What is asked -> What lines of the data hold the string "Relative"? Pull each one out.

Information provided ->
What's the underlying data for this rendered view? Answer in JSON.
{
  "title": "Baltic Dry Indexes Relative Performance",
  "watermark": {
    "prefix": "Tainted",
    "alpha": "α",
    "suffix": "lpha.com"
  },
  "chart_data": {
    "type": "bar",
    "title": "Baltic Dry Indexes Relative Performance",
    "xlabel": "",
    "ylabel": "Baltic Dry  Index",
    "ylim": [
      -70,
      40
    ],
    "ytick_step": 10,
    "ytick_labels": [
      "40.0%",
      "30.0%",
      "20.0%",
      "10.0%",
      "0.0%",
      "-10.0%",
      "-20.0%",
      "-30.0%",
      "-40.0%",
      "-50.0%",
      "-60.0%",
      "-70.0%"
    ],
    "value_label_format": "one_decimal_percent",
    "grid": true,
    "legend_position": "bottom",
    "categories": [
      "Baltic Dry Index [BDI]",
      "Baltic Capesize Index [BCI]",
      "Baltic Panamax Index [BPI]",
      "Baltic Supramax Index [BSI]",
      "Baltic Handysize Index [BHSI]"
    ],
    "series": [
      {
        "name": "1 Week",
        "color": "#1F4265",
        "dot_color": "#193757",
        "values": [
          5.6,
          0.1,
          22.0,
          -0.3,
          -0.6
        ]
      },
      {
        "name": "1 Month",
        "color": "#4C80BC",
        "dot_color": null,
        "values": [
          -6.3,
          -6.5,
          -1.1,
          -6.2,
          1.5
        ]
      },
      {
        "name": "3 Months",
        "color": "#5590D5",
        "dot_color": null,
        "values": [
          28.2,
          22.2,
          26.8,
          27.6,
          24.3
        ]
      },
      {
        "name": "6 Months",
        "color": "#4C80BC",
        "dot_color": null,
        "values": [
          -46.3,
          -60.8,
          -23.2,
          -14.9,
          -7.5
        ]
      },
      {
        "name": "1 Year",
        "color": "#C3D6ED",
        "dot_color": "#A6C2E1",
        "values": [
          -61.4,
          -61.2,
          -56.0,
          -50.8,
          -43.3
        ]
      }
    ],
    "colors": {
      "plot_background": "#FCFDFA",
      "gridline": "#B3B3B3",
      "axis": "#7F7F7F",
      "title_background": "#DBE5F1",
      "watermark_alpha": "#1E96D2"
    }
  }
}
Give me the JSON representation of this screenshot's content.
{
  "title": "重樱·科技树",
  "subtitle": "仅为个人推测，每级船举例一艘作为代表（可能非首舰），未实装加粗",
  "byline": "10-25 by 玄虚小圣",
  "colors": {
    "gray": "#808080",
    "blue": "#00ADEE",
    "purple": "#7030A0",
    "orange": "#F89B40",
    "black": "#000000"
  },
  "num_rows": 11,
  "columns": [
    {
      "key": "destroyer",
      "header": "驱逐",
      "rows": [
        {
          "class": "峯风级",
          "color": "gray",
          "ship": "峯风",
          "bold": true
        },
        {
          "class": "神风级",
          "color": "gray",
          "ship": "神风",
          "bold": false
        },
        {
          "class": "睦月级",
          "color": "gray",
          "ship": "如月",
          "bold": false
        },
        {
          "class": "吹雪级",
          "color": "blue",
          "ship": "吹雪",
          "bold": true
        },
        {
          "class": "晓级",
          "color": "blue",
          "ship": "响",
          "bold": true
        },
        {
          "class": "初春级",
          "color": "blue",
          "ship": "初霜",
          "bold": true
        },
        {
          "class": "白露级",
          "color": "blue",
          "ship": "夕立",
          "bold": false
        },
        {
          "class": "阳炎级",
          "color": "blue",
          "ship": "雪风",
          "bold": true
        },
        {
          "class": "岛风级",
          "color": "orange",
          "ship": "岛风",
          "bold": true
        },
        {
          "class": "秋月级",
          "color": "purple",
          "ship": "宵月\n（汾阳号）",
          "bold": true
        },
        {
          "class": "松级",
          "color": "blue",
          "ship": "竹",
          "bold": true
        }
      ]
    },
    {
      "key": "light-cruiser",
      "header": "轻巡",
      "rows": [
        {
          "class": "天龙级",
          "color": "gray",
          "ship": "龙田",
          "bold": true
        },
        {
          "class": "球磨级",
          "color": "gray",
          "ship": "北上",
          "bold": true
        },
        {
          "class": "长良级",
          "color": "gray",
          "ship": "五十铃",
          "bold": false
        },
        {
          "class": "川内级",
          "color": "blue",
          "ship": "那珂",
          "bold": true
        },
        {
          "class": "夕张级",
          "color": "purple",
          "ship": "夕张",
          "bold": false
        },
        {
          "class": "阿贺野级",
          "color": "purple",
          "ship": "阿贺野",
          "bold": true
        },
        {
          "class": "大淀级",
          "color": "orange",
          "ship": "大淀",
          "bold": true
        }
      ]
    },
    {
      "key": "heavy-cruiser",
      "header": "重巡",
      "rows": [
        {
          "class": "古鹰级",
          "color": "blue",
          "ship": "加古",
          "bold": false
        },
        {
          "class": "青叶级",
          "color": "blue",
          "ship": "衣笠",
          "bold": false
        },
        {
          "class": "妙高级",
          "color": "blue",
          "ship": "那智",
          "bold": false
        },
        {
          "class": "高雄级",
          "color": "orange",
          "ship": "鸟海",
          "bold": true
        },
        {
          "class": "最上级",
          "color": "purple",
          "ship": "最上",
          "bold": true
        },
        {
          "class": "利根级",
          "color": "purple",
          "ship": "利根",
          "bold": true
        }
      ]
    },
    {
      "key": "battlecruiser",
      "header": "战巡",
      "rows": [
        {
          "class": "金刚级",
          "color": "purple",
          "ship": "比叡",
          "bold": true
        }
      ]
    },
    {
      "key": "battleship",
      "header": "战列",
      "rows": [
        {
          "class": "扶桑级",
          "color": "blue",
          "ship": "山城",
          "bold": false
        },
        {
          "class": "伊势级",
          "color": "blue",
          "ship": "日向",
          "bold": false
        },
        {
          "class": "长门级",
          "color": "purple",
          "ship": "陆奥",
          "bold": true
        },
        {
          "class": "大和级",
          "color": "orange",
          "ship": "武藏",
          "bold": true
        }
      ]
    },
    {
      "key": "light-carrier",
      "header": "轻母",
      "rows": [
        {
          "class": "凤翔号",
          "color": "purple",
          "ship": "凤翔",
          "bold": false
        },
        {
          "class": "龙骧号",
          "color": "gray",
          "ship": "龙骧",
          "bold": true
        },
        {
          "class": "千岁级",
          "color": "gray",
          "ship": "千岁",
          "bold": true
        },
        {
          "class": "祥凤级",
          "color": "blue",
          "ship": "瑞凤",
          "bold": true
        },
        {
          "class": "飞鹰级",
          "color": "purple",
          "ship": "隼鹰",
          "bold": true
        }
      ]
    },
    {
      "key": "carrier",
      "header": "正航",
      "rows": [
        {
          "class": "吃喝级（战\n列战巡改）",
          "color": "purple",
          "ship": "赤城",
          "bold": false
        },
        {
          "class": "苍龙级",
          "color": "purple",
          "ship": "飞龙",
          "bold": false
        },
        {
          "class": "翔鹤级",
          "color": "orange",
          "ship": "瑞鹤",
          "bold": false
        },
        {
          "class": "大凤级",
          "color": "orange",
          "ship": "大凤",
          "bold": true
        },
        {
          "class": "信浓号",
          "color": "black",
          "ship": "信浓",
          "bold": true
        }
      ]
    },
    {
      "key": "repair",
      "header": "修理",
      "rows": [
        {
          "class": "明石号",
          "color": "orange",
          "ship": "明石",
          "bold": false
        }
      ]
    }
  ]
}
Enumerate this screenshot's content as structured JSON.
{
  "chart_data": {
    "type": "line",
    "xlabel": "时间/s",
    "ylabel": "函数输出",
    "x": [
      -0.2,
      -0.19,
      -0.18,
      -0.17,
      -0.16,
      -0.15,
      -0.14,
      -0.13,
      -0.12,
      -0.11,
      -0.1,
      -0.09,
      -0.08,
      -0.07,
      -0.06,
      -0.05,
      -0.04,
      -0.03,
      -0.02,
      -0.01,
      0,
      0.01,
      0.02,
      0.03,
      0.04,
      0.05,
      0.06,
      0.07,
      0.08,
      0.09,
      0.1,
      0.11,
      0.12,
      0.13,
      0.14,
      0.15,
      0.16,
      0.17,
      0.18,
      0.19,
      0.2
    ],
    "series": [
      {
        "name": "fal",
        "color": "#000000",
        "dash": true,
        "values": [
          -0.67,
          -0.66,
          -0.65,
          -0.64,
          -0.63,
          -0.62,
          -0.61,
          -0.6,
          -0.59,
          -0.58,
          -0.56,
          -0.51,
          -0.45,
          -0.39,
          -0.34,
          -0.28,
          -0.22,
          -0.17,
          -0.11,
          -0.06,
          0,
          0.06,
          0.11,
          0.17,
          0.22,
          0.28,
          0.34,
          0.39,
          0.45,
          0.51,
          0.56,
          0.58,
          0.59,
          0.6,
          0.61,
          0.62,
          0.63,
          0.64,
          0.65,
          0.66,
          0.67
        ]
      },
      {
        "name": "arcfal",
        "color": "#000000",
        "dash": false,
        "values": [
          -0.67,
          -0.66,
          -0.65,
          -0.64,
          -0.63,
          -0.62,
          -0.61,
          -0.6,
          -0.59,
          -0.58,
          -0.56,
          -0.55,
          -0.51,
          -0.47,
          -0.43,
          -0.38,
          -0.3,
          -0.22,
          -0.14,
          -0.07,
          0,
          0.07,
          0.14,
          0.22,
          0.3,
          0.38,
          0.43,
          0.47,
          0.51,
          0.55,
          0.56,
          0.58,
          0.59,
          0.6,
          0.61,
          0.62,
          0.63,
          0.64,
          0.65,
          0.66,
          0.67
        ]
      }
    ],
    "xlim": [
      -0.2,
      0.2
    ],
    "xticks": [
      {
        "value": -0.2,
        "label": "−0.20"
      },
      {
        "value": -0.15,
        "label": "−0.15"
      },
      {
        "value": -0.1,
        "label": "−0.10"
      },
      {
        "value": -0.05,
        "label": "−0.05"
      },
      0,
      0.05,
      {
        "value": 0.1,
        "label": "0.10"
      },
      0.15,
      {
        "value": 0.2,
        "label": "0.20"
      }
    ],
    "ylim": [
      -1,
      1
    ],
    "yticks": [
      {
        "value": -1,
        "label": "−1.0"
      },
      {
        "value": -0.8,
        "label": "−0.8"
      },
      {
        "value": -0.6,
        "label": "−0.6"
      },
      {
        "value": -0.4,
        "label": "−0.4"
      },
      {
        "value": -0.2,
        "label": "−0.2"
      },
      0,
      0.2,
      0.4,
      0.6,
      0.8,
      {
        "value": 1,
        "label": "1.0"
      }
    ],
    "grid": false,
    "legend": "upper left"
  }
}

Task solution ->
  "title": "Baltic Dry Indexes Relative Performance",
    "title": "Baltic Dry Indexes Relative Performance",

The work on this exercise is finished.